# EXCERPT TO READ
_ _ _ _

The New England Journal of MedicineTrial of Lixisenatide in Early Parkinson’s Disease

Lixisenatide’s Impact on Parkinson’s Disease Progression: Insights from a Phase 2 Trial

In a rigorously conducted phase 2 trial, researchers evaluated the efficacy of lixisenatide, a glucagon-like peptide-1 receptor agonist, in slowing the progression of motor disability in early Parkinson’s disease patients. The study’s design and its findings contribute valuable insights into the potential repurposing of diabetes medications for neurodegenerative disorders, offering a new perspective on treatment strategies.

Key Points:

• The study was a phase 2, double-blind, randomized, placebo-controlled trial aimed at assessing lixisenatide’s impact on Parkinson’s disease progression.
• Participants were individuals diagnosed with Parkinson’s disease less than 3 years earlier, on stable medication doses, without motor complications.
• They were randomized to receive either daily subcutaneous lixisenatide or a placebo for 12 months, followed by a 2-month washout period.
• The primary endpoint was the change in the Movement Disorder Society–Unified Parkinson’s Disease Rating Scale (MDS-UPDRS) part III scores at 12 months.

_ _ _ _

# DATA TO EXAMINE
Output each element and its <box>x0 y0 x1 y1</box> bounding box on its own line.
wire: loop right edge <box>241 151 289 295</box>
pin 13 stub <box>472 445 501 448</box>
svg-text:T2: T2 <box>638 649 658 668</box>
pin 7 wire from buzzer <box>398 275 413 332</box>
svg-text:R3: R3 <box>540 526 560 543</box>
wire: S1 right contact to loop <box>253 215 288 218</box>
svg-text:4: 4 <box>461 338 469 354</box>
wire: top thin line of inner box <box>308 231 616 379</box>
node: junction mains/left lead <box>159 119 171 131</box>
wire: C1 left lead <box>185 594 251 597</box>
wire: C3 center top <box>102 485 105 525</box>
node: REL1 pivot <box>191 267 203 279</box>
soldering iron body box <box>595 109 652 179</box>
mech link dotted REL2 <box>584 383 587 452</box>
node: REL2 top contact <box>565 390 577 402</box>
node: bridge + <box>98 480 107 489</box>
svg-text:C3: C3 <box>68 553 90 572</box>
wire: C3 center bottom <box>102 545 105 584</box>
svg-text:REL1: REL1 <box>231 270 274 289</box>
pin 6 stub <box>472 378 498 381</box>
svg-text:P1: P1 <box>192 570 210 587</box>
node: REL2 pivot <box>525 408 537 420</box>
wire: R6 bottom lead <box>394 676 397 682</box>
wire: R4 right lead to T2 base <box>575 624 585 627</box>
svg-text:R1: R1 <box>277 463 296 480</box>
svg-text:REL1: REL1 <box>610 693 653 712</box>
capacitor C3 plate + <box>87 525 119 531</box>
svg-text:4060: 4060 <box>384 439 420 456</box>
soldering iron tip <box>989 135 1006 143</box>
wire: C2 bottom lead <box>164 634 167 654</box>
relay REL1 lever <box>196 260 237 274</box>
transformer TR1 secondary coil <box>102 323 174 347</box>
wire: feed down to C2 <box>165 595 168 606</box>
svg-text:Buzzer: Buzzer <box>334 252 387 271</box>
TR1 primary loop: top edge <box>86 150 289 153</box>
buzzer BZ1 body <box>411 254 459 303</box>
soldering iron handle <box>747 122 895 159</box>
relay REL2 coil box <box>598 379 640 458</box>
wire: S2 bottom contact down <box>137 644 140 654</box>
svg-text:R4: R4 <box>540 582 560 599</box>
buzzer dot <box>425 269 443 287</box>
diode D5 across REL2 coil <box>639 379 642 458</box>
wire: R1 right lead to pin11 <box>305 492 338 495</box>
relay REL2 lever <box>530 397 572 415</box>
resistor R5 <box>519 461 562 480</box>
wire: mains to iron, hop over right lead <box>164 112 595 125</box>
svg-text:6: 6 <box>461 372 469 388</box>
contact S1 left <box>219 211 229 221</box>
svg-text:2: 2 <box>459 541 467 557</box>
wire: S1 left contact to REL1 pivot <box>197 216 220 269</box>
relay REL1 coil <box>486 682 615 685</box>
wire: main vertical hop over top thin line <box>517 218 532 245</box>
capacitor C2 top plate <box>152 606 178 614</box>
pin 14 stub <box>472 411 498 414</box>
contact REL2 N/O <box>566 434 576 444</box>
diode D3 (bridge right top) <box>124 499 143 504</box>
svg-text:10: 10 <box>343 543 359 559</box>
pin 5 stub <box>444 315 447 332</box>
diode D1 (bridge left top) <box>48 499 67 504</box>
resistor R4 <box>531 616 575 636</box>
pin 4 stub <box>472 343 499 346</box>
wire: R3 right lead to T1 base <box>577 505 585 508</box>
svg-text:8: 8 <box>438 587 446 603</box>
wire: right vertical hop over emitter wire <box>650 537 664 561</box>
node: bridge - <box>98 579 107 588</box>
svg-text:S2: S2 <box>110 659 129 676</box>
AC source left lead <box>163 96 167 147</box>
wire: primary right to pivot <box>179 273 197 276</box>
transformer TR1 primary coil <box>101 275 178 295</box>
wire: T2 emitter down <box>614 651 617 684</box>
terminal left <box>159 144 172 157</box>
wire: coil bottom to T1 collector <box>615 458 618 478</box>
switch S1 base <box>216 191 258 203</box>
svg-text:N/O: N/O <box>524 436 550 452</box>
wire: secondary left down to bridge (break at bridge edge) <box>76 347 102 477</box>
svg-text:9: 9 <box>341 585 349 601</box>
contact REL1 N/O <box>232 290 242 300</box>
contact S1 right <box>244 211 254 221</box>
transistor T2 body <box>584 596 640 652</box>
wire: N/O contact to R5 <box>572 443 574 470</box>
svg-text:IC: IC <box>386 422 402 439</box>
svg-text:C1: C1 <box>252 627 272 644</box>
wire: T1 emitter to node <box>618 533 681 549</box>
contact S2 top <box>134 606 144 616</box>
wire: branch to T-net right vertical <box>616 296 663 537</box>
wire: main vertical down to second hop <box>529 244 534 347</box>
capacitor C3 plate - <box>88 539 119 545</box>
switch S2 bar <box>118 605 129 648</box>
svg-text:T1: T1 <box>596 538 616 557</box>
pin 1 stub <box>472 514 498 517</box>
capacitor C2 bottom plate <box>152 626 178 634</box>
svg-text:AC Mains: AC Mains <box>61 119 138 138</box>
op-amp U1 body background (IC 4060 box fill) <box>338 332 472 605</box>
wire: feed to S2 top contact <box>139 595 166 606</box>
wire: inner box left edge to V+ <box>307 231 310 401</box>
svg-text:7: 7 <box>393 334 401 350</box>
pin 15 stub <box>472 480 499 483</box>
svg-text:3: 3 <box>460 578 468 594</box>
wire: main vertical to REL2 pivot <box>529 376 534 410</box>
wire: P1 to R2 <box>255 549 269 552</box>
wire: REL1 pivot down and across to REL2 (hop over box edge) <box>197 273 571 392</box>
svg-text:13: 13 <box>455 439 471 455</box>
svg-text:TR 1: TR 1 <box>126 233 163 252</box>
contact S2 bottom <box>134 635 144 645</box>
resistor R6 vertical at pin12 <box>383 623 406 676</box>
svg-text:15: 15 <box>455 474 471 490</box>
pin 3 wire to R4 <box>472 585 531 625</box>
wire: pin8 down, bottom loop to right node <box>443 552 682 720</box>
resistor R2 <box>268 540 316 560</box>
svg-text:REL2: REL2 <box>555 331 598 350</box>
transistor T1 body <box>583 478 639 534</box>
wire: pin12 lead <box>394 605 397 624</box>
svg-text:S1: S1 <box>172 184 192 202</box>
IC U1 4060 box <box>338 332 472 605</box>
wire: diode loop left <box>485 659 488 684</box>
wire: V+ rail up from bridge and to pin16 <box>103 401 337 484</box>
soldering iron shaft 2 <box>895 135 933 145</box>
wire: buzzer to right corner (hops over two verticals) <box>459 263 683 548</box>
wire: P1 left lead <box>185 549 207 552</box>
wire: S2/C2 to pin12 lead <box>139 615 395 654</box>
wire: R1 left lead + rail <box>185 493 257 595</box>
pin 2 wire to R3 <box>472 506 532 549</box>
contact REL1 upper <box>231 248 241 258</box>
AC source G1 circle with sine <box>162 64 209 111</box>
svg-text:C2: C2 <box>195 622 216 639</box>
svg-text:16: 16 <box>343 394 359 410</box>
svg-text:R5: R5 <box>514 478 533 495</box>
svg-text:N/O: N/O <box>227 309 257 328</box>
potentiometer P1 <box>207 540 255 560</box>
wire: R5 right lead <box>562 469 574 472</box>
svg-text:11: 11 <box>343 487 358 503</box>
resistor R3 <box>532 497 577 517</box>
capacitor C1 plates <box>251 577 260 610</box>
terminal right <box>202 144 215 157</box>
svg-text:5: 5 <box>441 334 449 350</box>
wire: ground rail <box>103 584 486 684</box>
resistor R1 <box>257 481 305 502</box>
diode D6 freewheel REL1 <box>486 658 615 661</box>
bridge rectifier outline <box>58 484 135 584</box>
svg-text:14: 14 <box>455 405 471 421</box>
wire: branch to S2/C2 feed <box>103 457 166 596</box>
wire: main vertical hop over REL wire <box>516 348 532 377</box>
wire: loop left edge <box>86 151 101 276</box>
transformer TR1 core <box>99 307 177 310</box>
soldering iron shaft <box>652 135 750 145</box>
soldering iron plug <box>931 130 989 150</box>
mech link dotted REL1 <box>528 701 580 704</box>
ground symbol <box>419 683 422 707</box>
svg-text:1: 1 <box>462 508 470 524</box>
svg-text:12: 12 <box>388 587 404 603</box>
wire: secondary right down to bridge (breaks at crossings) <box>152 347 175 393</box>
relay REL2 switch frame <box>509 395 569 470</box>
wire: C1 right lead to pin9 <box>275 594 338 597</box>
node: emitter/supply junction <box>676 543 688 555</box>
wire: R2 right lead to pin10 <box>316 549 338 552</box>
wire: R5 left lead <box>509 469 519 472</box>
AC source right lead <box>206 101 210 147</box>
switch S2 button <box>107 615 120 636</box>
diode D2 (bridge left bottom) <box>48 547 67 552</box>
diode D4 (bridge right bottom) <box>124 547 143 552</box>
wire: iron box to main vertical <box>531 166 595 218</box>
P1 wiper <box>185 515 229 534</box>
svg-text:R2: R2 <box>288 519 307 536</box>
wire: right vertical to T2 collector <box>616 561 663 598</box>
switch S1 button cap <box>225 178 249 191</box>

_ _ _ _

# WORK TO COMPLETE
**A.** The Key Points of the lixisenatide trial summary open by describing the study's design. List every term that the first Key Points bullet uses to characterize that design.
**B.** Duplicate the lixisenatide trial summary, beginning with the words "The New England" and stopping after "on treatment strategies.".

# RESPONSES
**A.**
phase 2
double-blind
randomized
placebo-controlled

**B.**
The New England Journal of MedicineTrial of Lixisenatide in Early Parkinson’s Disease

Lixisenatide’s Impact on Parkinson’s Disease Progression: Insights from a Phase 2 Trial

In a rigorously conducted phase 2 trial, researchers evaluated the efficacy of lixisenatide, a glucagon-like peptide-1 receptor agonist, in slowing the progression of motor disability in early Parkinson’s disease patients. The study’s design and its findings contribute valuable insights into the potential repurposing of diabetes medications for neurodegenerative disorders, offering a new perspective on treatment strategies.